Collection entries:
● ● ● ●

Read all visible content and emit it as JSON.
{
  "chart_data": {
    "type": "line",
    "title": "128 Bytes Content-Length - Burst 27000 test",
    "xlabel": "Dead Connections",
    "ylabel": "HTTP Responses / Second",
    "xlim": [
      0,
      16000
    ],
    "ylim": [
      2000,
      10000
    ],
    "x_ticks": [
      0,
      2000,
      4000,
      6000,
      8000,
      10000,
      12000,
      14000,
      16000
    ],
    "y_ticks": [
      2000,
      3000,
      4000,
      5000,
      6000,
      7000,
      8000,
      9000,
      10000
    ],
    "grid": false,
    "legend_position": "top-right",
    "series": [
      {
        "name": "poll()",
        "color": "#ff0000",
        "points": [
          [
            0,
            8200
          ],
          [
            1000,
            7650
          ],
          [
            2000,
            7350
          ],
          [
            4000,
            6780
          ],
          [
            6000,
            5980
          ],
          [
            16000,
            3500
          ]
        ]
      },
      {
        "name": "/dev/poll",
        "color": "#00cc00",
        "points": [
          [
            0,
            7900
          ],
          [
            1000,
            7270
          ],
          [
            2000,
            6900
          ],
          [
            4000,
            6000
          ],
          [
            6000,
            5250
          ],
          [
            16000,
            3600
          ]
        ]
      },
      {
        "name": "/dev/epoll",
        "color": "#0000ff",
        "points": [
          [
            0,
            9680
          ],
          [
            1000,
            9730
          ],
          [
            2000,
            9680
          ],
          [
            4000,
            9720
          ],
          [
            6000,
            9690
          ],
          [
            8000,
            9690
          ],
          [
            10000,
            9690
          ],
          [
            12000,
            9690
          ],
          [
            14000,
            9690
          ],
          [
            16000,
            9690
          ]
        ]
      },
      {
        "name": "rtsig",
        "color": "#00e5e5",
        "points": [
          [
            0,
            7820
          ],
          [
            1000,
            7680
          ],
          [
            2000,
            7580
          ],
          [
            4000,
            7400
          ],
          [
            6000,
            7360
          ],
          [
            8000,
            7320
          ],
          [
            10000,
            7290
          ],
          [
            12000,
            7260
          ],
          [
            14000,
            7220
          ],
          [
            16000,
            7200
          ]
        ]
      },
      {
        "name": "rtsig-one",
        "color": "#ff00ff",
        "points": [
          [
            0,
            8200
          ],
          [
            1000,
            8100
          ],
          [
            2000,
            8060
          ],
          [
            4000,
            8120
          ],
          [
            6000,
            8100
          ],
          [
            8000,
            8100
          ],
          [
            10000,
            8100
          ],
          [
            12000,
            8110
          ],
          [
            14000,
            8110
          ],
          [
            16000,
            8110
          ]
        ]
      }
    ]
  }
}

● ● ● ●

Recopy the whole listing exactly.

Solution for this exercise:
Read all visible content and emit it as JSON.
{
  "chart_data": {
    "type": "line",
    "title": "128 Bytes Content-Length - Burst 27000 test",
    "xlabel": "Dead Connections",
    "ylabel": "HTTP Responses / Second",
    "xlim": [
      0,
      16000
    ],
    "ylim": [
      2000,
      10000
    ],
    "x_ticks": [
      0,
      2000,
      4000,
      6000,
      8000,
      10000,
      12000,
      14000,
      16000
    ],
    "y_ticks": [
      2000,
      3000,
      4000,
      5000,
      6000,
      7000,
      8000,
      9000,
      10000
    ],
    "grid": false,
    "legend_position": "top-right",
    "series": [
      {
        "name": "poll()",
        "color": "#ff0000",
        "points": [
          [
            0,
            8200
          ],
          [
            1000,
            7650
          ],
          [
            2000,
            7350
          ],
          [
            4000,
            6780
          ],
          [
            6000,
            5980
          ],
          [
            16000,
            3500
          ]
        ]
      },
      {
        "name": "/dev/poll",
        "color": "#00cc00",
        "points": [
          [
            0,
            7900
          ],
          [
            1000,
            7270
          ],
          [
            2000,
            6900
          ],
          [
            4000,
            6000
          ],
          [
            6000,
            5250
          ],
          [
            16000,
            3600
          ]
        ]
      },
      {
        "name": "/dev/epoll",
        "color": "#0000ff",
        "points": [
          [
            0,
            9680
          ],
          [
            1000,
            9730
          ],
          [
            2000,
            9680
          ],
          [
            4000,
            9720
          ],
          [
            6000,
            9690
          ],
          [
            8000,
            9690
          ],
          [
            10000,
            9690
          ],
          [
            12000,
            9690
          ],
          [
            14000,
            9690
          ],
          [
            16000,
            9690
          ]
        ]
      },
      {
        "name": "rtsig",
        "color": "#00e5e5",
        "points": [
          [
            0,
            7820
          ],
          [
            1000,
            7680
          ],
          [
            2000,
            7580
          ],
          [
            4000,
            7400
          ],
          [
            6000,
            7360
          ],
          [
            8000,
            7320
          ],
          [
            10000,
            7290
          ],
          [
            12000,
            7260
          ],
          [
            14000,
            7220
          ],
          [
            16000,
            7200
          ]
        ]
      },
      {
        "name": "rtsig-one",
        "color": "#ff00ff",
        "points": [
          [
            0,
            8200
          ],
          [
            1000,
            8100
          ],
          [
            2000,
            8060
          ],
          [
            4000,
            8120
          ],
          [
            6000,
            8100
          ],
          [
            8000,
            8100
          ],
          [
            10000,
            8100
          ],
          [
            12000,
            8110
          ],
          [
            14000,
            8110
          ],
          [
            16000,
            8110
          ]
        ]
      }
    ]
  }
}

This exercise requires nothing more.